**TO DO**. All of the lines below are to be printed again exactly; images are excluded from the output.

**SOURCE MATERIAL**.
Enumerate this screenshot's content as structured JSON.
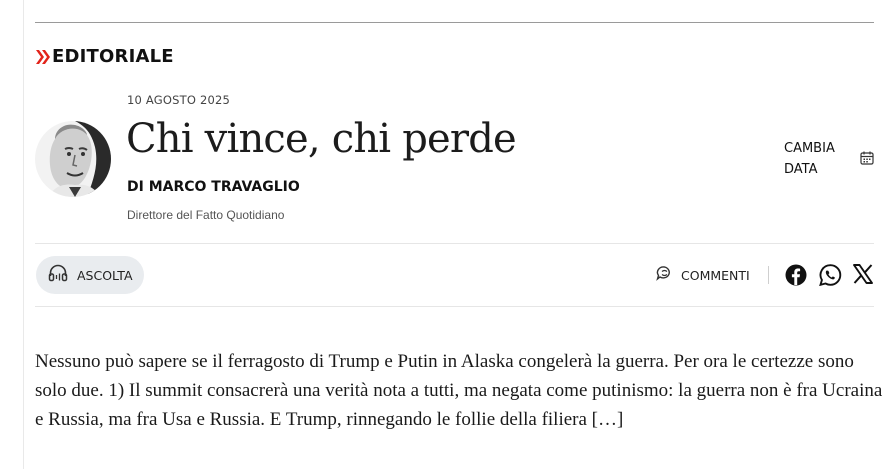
{
  "section": {
    "label": "EDITORIALE",
    "accent_color": "#e2231a",
    "icon": "double-chevron-right-icon"
  },
  "article": {
    "date": "10 AGOSTO 2025",
    "title": "Chi vince, chi perde",
    "author": "DI MARCO TRAVAGLIO",
    "author_role": "Direttore del Fatto Quotidiano",
    "excerpt": "Nessuno può sapere se il ferragosto di Trump e Putin in Alaska congelerà la guerra. Per ora le certezze sono solo due. 1) Il summit consacrerà una verità nota a tutti, ma negata come putinismo: la guerra non è fra Ucraina e Russia, ma fra Usa e Russia. E Trump, rinnegando le follie della filiera […]"
  },
  "date_picker": {
    "label": "CAMBIA DATA",
    "icon": "calendar-icon"
  },
  "toolbar": {
    "listen_label": "ASCOLTA",
    "listen_icon": "headphones-icon",
    "comments_label": "COMMENTI",
    "comments_icon": "comment-icon",
    "share_icons": [
      "facebook-icon",
      "whatsapp-icon",
      "x-icon"
    ]
  }
}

**TASK RESPONSE**.
Enumerate this screenshot's content as structured JSON.
{
  "section": {
    "label": "EDITORIALE",
    "accent_color": "#e2231a",
    "icon": "double-chevron-right-icon"
  },
  "article": {
    "date": "10 AGOSTO 2025",
    "title": "Chi vince, chi perde",
    "author": "DI MARCO TRAVAGLIO",
    "author_role": "Direttore del Fatto Quotidiano",
    "excerpt": "Nessuno può sapere se il ferragosto di Trump e Putin in Alaska congelerà la guerra. Per ora le certezze sono solo due. 1) Il summit consacrerà una verità nota a tutti, ma negata come putinismo: la guerra non è fra Ucraina e Russia, ma fra Usa e Russia. E Trump, rinnegando le follie della filiera […]"
  },
  "date_picker": {
    "label": "CAMBIA DATA",
    "icon": "calendar-icon"
  },
  "toolbar": {
    "listen_label": "ASCOLTA",
    "listen_icon": "headphones-icon",
    "comments_label": "COMMENTI",
    "comments_icon": "comment-icon",
    "share_icons": [
      "facebook-icon",
      "whatsapp-icon",
      "x-icon"
    ]
  }
}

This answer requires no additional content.